GOAL: Search the records for "plus" and copy each line that holds it.

## START

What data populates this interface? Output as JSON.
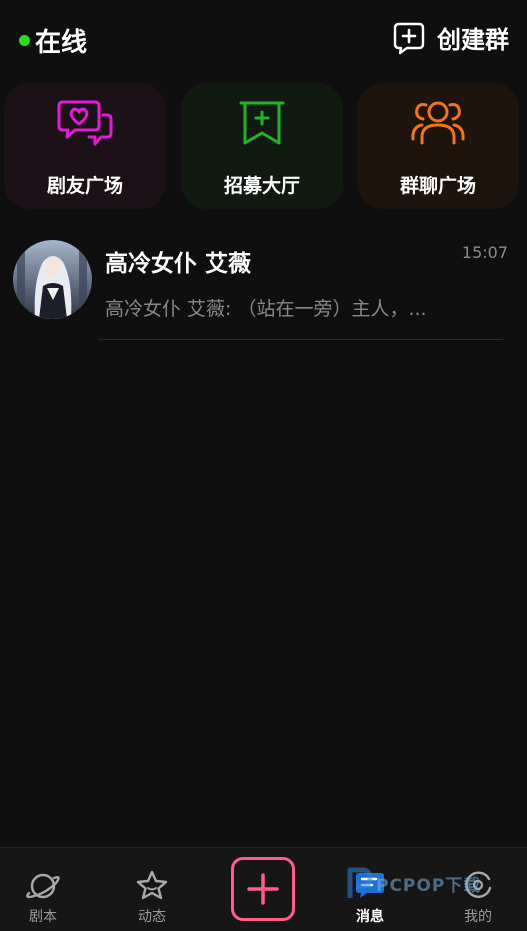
{
  "header": {
    "status_text": "在线",
    "status_color": "#22e01a",
    "create_group_label": "创建群",
    "create_group_icon": "plus-square-icon"
  },
  "cards": [
    {
      "label": "剧友广场",
      "icon": "heart-chat-icon",
      "color": "#e21bd6"
    },
    {
      "label": "招募大厅",
      "icon": "bookmark-plus-icon",
      "color": "#25b22a"
    },
    {
      "label": "群聊广场",
      "icon": "users-group-icon",
      "color": "#f2731d"
    }
  ],
  "chats": [
    {
      "name": "高冷女仆 艾薇",
      "time": "15:07",
      "preview": "高冷女仆 艾薇: （站在一旁）主人，...",
      "avatar": "maid-avatar"
    }
  ],
  "tabbar": {
    "tabs": [
      {
        "label": "剧本",
        "icon": "planet-icon"
      },
      {
        "label": "动态",
        "icon": "star-icon"
      },
      {
        "label": "消息",
        "icon": "message-icon",
        "active": true
      },
      {
        "label": "我的",
        "icon": "profile-icon"
      }
    ],
    "add_icon": "plus-icon",
    "add_color": "#ff5d8a"
  },
  "watermark": {
    "text": "PCPOP下载"
  }
}
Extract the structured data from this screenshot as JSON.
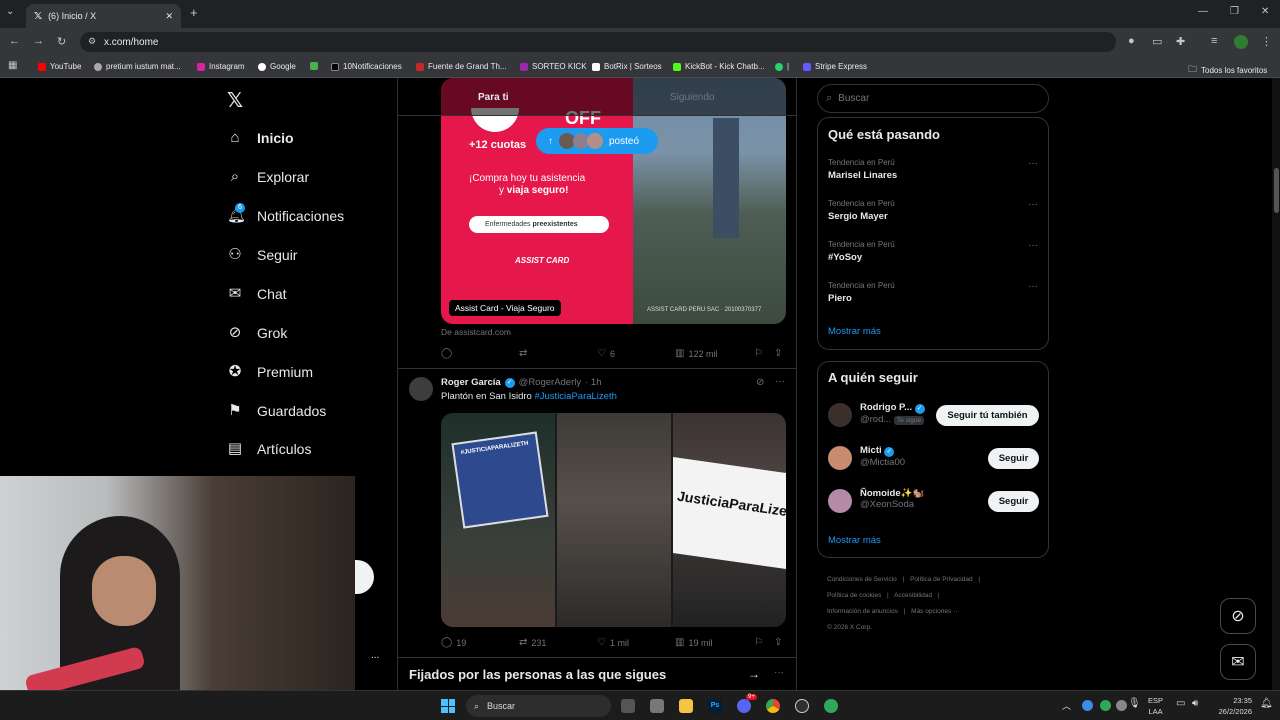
{
  "browser": {
    "tab_title": "(6) Inicio / X",
    "url": "x.com/home",
    "bookmarks": [
      "YouTube",
      "pretium iustum mat...",
      "Instagram",
      "Google",
      "10Notificaciones",
      "Fuente de Grand Th...",
      "SORTEO KICK",
      "BotRix | Sorteos",
      "KickBot - Kick Chatb...",
      "|",
      "Stripe Express"
    ],
    "bookmarks_folder": "Todos los favoritos"
  },
  "sidebar": {
    "items": [
      {
        "label": "Inicio",
        "icon": "home-icon"
      },
      {
        "label": "Explorar",
        "icon": "search-icon"
      },
      {
        "label": "Notificaciones",
        "icon": "bell-icon",
        "badge": "6"
      },
      {
        "label": "Seguir",
        "icon": "follow-icon"
      },
      {
        "label": "Chat",
        "icon": "mail-icon"
      },
      {
        "label": "Grok",
        "icon": "grok-icon"
      },
      {
        "label": "Premium",
        "icon": "premium-icon"
      },
      {
        "label": "Guardados",
        "icon": "bookmark-icon"
      },
      {
        "label": "Artículos",
        "icon": "articles-icon"
      }
    ],
    "more": "..."
  },
  "feed": {
    "tabs": [
      "Para ti",
      "Siguiendo"
    ],
    "new_posts": "posteó",
    "ad": {
      "off": "OFF",
      "cuotas": "+12 cuotas",
      "line1": "¡Compra hoy tu asistencia",
      "line2": "y",
      "line2b": "viaja seguro!",
      "pill": "Enfermedades",
      "pill_b": "preexistentes",
      "brand": "ASSIST CARD",
      "caption": "Assist Card - Viaja Seguro",
      "legal": "ASSIST CARD PERU SAC · 20100370377",
      "source": "De assistcard.com",
      "likes": "6",
      "views": "122 mil"
    },
    "post": {
      "author": "Roger García",
      "handle": "@RogerAderly",
      "time": "· 1h",
      "text": "Plantón en San Isidro",
      "hashtag": "#JusticiaParaLizeth",
      "banner1": "#JUSTICIAPARALIZETH",
      "banner2": "JusticiaParaLizeth",
      "replies": "19",
      "reposts": "231",
      "likes": "1 mil",
      "views": "19 mil"
    },
    "pinned_title": "Fijados por las personas a las que sigues"
  },
  "right": {
    "search_placeholder": "Buscar",
    "trends_title": "Qué está pasando",
    "trends": [
      {
        "context": "Tendencia en Perú",
        "name": "Marisel Linares"
      },
      {
        "context": "Tendencia en Perú",
        "name": "Sergio Mayer"
      },
      {
        "context": "Tendencia en Perú",
        "name": "#YoSoy"
      },
      {
        "context": "Tendencia en Perú",
        "name": "Piero"
      }
    ],
    "trends_more": "Mostrar más",
    "follow_title": "A quién seguir",
    "follow": [
      {
        "name": "Rodrigo P...",
        "handle": "@rod...",
        "tag": "Te sigue",
        "button": "Seguir tú también"
      },
      {
        "name": "Micti",
        "handle": "@Mictia00",
        "button": "Seguir"
      },
      {
        "name": "Ñomoide✨🐿️",
        "handle": "@XeonSoda",
        "button": "Seguir"
      }
    ],
    "follow_more": "Mostrar más",
    "footer": [
      "Condiciones de Servicio",
      "|",
      "Política de Privacidad",
      "|",
      "Política de cookies",
      "|",
      "Accesibilidad",
      "|",
      "Información de anuncios",
      "|",
      "Más opciones ···",
      "© 2026 X Corp."
    ]
  },
  "taskbar": {
    "search": "Buscar",
    "lang1": "ESP",
    "lang2": "LAA",
    "time": "23:35",
    "date": "26/2/2026",
    "discord_badge": "9+"
  },
  "colors": {
    "accent": "#1d9bf0",
    "brand_red": "#e5174b"
  }
}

## END

TASK ANSWER:
    "create_group_icon": "plus-square-icon"
      "icon": "bookmark-plus-icon",
    "add_icon": "plus-icon",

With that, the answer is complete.